SUPPLIED TEXT:

+--

Count of consecutive Fibonacci pairs in the given Array

Last Updated : 14 Jan, 2022

Given an array arr[], the task is to count the number of consecutive Fibonacci pairs in this array.
Examples:

Input: arr[] = { 3, 5, 6, 11 }
Output: 1
The only pair is (3, 5) which is consecutive fibonacci pair in the array
Input: arr[] = { 3, 5, 8, 11 }
Output: 2
There are two pairs (3, 5) and (5, 8) in the array, which is consecutive Fibonacci pair.

Approach:

Find out all the pairs of the array.
For each pair,
- Find the minimum and maximum of the pair
- Find the next consecutive fibonacci number after minimum_element and check that it is equal to the maximum of the pair.
- If the next consecutive fibonacci number is equal to the maximum element of the pair, then increment the count by 1.
Return the total count as the required number of pairs.

Below is the implementation of the above approach:

C++

// C++ implementation to count the
// consecutive fibonacci pairs in the array
 
#include <bits/stdc++.h>
using namespace std;
 
// Function to find the previous
// fibonacci for the number N
int previousFibonacci(int n)
{
    double a = n / ((1 + sqrt(5)) / 2.0);
    return round(a);
}
 
// Function to find the next
// fibonacci number for the number N
int nextFibonacci(int n)
{
    double a = n * (1 + sqrt(5)) / 2.0;
    return round(a);
}
 
// Function to check that a Number
// is a perfect square or not
bool isPerfectSquare(int x)
{
    int s = sqrt(x);
    return (s * s == x);
}
 
// Function to check that a number
// is fibonacci number or not
bool isFibonacci(int n)
{
    // N is Fibonacci if one of
    // (5*n*n + 4) or (5*n*n - 4)
    // is a perfect square
    return (isPerfectSquare(5 * n * n + 4)

+--

YOUR INSTRUCTIONS:
Extend the article on counting consecutive Fibonacci pairs in an array, picking up from its final line. The data that follows is separate material and is not part of the article.

+--

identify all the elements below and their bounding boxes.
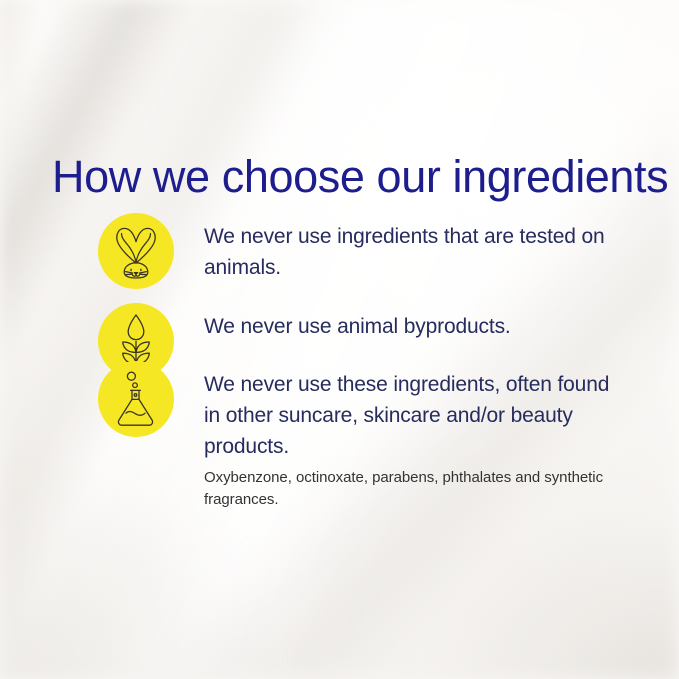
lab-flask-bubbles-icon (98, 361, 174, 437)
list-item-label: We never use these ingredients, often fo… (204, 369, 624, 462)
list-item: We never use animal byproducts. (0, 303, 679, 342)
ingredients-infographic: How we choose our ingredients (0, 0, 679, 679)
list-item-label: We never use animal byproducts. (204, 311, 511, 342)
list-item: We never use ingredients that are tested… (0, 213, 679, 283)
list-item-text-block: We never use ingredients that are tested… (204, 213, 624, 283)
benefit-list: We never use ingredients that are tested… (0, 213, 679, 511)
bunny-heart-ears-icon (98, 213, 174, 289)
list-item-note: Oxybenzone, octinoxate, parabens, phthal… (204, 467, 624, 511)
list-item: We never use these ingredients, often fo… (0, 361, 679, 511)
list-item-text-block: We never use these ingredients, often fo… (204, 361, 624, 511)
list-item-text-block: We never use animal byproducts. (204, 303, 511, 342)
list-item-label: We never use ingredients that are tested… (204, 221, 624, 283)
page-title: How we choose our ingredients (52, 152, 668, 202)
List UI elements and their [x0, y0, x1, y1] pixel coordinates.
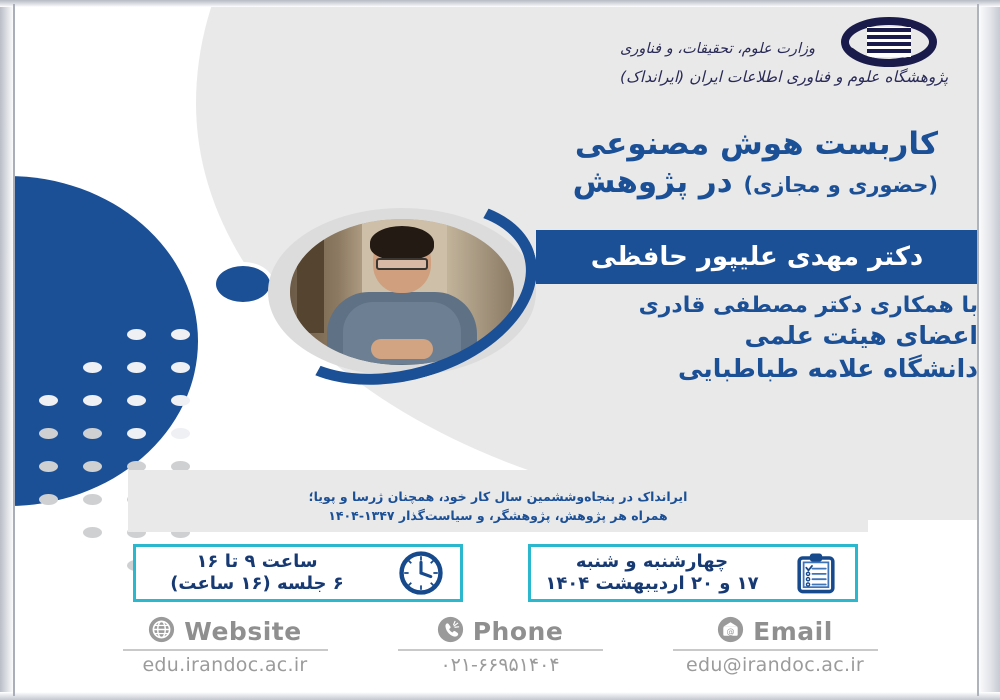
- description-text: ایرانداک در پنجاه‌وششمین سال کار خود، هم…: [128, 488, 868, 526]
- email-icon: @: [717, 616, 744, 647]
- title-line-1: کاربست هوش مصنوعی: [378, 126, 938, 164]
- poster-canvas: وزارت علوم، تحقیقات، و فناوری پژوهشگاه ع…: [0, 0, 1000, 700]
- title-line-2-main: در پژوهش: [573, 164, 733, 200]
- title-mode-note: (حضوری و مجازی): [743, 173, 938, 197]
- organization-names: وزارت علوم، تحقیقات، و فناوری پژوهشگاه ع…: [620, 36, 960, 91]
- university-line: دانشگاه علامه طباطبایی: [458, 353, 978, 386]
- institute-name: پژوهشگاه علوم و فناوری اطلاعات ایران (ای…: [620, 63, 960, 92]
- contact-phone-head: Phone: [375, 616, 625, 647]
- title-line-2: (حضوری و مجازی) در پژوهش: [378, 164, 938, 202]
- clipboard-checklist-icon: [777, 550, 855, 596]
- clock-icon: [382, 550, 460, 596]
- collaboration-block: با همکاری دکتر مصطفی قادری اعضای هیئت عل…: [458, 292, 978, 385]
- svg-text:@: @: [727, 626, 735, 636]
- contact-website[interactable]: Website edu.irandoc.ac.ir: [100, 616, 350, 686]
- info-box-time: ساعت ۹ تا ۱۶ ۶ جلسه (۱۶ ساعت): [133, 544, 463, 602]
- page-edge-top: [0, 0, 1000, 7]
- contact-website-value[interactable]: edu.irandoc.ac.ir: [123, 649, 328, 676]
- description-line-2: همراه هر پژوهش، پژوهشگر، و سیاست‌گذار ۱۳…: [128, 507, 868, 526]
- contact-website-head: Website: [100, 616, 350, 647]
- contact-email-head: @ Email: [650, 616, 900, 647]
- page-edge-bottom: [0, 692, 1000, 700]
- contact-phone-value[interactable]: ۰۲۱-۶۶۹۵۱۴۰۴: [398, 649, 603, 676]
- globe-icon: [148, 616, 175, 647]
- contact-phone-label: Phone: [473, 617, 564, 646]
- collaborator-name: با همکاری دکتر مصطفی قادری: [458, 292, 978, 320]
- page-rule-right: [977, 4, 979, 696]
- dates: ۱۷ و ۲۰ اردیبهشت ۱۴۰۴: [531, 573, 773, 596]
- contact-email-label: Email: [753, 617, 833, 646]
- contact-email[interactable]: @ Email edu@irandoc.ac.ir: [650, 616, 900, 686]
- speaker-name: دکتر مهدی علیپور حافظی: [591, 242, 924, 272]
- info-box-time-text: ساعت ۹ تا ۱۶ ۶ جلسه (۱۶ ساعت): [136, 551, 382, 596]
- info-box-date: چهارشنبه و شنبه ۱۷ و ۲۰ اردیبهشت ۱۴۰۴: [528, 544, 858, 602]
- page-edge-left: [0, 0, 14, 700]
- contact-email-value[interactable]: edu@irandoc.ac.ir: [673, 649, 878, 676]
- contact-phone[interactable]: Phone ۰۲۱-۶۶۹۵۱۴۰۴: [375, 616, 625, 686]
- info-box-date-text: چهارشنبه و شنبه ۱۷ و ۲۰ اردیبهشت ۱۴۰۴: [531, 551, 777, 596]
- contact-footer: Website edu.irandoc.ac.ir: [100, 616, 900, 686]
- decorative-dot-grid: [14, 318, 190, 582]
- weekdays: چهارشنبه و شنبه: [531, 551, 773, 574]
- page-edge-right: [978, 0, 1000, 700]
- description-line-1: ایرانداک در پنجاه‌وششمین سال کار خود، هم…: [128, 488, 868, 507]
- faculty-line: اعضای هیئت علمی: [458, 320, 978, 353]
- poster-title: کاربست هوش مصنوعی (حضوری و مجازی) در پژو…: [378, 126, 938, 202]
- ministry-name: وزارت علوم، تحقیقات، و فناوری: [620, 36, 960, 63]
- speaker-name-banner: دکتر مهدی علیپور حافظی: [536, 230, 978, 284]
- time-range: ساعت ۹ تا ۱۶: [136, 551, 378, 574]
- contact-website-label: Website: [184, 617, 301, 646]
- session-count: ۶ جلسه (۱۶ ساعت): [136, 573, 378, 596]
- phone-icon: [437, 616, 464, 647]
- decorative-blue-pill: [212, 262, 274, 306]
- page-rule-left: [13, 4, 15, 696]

+--

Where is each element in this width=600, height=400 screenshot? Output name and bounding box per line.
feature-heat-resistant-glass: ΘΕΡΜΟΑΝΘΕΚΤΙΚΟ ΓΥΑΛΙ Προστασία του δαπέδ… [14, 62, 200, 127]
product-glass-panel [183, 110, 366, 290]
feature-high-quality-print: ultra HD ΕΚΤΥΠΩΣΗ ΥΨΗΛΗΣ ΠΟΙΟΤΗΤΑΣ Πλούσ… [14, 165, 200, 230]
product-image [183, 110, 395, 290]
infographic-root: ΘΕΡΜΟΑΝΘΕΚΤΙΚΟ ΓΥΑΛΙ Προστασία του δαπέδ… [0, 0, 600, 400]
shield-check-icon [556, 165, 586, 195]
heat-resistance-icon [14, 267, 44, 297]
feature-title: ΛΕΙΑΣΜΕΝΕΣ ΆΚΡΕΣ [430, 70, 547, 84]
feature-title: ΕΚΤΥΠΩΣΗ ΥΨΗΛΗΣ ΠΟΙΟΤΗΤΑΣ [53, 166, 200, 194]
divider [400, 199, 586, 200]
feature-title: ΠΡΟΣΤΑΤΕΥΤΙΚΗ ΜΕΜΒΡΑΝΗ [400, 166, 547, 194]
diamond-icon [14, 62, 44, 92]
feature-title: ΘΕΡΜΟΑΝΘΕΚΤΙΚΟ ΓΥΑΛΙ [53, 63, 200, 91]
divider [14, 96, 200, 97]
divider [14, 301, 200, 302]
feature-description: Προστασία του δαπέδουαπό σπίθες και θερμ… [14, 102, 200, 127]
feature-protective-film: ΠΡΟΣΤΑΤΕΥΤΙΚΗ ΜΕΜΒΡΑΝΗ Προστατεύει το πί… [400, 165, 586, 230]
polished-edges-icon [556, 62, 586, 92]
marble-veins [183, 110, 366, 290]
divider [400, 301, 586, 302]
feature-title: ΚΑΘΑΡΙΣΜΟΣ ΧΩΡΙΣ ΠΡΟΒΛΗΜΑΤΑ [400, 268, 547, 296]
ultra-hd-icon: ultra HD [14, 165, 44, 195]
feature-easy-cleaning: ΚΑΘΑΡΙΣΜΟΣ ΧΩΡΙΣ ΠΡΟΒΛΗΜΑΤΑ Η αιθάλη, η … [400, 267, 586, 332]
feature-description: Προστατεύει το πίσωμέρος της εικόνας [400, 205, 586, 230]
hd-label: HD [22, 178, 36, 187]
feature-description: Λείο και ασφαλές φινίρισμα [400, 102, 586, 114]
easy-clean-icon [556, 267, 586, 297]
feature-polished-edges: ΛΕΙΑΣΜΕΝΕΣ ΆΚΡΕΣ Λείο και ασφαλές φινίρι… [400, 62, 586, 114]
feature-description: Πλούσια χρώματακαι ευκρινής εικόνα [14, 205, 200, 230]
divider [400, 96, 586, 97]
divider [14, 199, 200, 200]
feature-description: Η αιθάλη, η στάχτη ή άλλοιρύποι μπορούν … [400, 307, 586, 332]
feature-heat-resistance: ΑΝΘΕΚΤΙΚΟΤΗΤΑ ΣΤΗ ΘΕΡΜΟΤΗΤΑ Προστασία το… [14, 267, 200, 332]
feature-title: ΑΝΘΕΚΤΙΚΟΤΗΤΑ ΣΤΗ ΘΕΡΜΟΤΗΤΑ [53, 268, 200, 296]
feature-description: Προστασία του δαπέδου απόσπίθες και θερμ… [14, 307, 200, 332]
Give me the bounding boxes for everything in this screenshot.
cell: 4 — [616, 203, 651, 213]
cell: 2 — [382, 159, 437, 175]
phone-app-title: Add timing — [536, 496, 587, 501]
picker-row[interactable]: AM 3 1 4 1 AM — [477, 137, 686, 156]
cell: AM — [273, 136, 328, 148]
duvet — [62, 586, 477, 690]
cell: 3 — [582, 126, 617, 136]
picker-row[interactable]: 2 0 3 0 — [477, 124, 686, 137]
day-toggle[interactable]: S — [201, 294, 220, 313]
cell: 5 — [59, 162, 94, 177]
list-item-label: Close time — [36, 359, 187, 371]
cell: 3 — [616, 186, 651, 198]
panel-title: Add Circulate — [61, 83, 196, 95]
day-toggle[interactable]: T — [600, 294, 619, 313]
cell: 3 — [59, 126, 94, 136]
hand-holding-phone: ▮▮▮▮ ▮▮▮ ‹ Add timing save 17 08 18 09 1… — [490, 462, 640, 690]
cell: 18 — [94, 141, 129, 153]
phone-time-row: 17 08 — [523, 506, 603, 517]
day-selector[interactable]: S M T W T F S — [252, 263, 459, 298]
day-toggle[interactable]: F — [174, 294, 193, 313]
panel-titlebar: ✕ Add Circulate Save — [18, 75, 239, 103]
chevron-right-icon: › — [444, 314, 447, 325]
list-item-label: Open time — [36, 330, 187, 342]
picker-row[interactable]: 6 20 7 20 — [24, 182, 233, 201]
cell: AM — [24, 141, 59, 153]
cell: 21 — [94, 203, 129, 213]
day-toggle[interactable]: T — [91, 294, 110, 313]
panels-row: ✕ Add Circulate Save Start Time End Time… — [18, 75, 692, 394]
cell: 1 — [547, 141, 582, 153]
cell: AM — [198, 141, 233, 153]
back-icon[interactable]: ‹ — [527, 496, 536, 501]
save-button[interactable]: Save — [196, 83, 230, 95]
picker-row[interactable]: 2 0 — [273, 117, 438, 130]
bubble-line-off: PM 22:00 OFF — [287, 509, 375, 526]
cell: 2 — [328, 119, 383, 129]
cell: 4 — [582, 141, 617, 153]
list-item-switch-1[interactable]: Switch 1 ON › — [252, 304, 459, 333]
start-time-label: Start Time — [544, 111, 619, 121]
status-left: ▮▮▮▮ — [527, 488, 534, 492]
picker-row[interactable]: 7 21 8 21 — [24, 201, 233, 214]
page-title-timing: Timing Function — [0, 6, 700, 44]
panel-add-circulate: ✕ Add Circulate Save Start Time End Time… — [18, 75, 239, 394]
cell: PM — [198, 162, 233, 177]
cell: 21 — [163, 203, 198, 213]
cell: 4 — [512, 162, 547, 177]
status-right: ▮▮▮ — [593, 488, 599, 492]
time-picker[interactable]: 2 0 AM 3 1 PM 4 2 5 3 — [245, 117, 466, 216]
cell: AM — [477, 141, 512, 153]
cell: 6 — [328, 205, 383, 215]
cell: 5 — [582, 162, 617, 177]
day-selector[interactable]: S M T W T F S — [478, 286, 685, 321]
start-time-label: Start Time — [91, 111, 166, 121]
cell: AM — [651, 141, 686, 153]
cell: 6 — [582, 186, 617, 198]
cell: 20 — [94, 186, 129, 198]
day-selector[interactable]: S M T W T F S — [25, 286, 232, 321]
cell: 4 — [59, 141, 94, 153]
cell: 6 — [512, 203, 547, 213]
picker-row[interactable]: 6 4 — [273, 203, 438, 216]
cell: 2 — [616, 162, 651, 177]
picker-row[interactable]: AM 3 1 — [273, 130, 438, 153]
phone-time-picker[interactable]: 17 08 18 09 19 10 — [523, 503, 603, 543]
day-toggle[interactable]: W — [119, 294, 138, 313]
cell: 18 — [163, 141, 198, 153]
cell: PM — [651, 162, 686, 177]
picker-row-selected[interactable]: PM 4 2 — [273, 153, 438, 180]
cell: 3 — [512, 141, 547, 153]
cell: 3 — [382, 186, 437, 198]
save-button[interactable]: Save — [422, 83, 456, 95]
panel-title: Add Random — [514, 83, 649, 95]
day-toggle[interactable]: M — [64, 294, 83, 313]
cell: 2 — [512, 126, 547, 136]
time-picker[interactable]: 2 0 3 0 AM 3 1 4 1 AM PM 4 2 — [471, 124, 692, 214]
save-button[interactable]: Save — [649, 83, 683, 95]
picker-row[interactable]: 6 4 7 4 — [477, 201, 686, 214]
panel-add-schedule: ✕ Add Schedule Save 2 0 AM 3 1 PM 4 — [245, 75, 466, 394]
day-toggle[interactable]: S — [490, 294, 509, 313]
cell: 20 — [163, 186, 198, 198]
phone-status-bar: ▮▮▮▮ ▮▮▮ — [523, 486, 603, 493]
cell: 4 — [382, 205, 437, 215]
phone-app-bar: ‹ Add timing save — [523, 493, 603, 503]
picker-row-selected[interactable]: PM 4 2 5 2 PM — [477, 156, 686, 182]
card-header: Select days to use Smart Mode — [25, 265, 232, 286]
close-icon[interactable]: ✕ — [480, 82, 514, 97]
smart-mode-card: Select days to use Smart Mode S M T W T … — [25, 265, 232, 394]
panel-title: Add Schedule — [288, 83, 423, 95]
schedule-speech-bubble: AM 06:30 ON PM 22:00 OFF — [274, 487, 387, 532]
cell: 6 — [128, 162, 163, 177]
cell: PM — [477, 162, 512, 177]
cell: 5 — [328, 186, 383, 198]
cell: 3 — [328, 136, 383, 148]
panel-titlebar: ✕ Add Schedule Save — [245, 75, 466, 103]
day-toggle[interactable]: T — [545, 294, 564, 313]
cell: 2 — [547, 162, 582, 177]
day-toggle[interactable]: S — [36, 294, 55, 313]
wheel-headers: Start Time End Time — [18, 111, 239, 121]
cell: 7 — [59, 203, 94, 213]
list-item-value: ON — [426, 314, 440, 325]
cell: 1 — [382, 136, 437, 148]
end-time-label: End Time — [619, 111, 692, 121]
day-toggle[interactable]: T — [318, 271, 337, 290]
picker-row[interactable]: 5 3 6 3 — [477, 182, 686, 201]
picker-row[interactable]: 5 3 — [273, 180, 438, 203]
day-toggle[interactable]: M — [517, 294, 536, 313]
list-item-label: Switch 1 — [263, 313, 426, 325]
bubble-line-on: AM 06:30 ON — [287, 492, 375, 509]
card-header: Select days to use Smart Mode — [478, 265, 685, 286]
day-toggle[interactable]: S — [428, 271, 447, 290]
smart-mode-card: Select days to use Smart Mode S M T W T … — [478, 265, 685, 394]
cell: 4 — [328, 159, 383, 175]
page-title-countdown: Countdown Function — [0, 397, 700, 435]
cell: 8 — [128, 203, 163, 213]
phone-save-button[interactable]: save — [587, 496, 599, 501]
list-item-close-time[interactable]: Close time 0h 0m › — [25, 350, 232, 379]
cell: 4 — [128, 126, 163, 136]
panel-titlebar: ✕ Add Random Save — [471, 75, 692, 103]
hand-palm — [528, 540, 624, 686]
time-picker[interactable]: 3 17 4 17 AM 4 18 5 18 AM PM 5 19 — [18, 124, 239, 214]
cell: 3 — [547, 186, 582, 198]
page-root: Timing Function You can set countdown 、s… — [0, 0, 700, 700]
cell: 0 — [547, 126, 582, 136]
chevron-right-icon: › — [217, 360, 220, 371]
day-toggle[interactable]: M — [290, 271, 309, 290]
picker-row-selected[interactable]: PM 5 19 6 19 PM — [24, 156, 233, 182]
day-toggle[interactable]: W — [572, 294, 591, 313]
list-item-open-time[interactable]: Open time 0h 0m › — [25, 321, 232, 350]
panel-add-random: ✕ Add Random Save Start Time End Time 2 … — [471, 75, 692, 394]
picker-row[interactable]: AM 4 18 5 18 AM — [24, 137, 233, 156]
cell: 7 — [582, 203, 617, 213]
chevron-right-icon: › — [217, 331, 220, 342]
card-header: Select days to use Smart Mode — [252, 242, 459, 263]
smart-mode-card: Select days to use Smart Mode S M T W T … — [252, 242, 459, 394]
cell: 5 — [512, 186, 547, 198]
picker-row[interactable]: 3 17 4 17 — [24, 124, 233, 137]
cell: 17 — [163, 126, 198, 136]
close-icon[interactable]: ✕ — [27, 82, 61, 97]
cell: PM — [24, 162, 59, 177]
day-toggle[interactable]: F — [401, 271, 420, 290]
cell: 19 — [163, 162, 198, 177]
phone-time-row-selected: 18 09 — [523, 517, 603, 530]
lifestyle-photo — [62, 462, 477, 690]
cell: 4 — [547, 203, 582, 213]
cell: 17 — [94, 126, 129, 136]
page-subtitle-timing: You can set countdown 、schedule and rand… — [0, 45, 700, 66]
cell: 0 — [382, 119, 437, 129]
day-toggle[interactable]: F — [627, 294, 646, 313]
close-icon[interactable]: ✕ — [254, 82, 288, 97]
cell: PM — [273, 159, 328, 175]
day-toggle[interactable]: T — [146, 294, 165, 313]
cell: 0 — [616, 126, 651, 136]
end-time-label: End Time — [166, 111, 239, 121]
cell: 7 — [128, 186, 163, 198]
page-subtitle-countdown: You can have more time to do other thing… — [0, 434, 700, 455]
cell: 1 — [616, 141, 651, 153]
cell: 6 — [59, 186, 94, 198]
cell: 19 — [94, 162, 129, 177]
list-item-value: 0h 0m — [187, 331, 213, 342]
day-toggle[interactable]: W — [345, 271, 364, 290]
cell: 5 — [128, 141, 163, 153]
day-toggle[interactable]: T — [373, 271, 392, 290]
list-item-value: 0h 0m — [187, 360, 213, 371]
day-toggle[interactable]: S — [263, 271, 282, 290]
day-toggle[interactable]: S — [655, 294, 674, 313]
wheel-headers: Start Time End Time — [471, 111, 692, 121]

+--

RESULT:
            || isPerfectSquare(5 * n * n - 4));
}
 
// Function to count the fibonacci
// pairs in the array
int countFibonacciPairs(int arr[], int n)
{
    int res = 0;
 
    // Loop to iterate over the array
    // to choose all pairs of the array
    for (int i = 0; i < n; i++)
        for (int j = i + 1; j < n; j++)
 
            // Condition to check if both
            // the number of pair is a
            // fibonacci number
            if (isFibonacci(arr[i])
                && isFibonacci(arr[j])) {
 
                int prevFib = previousFibonacci(arr[i]);
                int nextFib = nextFibonacci(arr[i]);
 
                // Condition to check if both
                // the number form consecutive
                // fibonacci numbers
                if (prevFib == arr[j]
                    || nextFib == arr[j]) {
                    res++;
                }
            }
 
    return res;
}
 
// Driver Code
int main()
{
    int a[] = { 3, 5, 8, 11 };
    int n = sizeof(a) / sizeof(a[0]);
    cout << countFibonacciPairs(a, n);
    return 0;
}

Java

// Java implementation to count the
// consecutive fibonacci pairs in the array
import java.util.*;
import java.lang.*;
 
class GFG
{
  
// Function to find the previous
// fibonacci for the number N
static int previousFibonacci(int n)
{
    double a = n / ((1 + (int)Math.sqrt(5)) / 2.0);
    return (int)Math.round(a);
}
  
// Function to find the next
// fibonacci number for the number N
static int nextFibonacci(int n)
{
    double a = n * (1 + (int)Math.sqrt(5)) / 2.0;
    return (int)Math.round(a);
}
  
// Function to check that a Number
// is a perfect square or not
static boolean isPerfectSquare(int x)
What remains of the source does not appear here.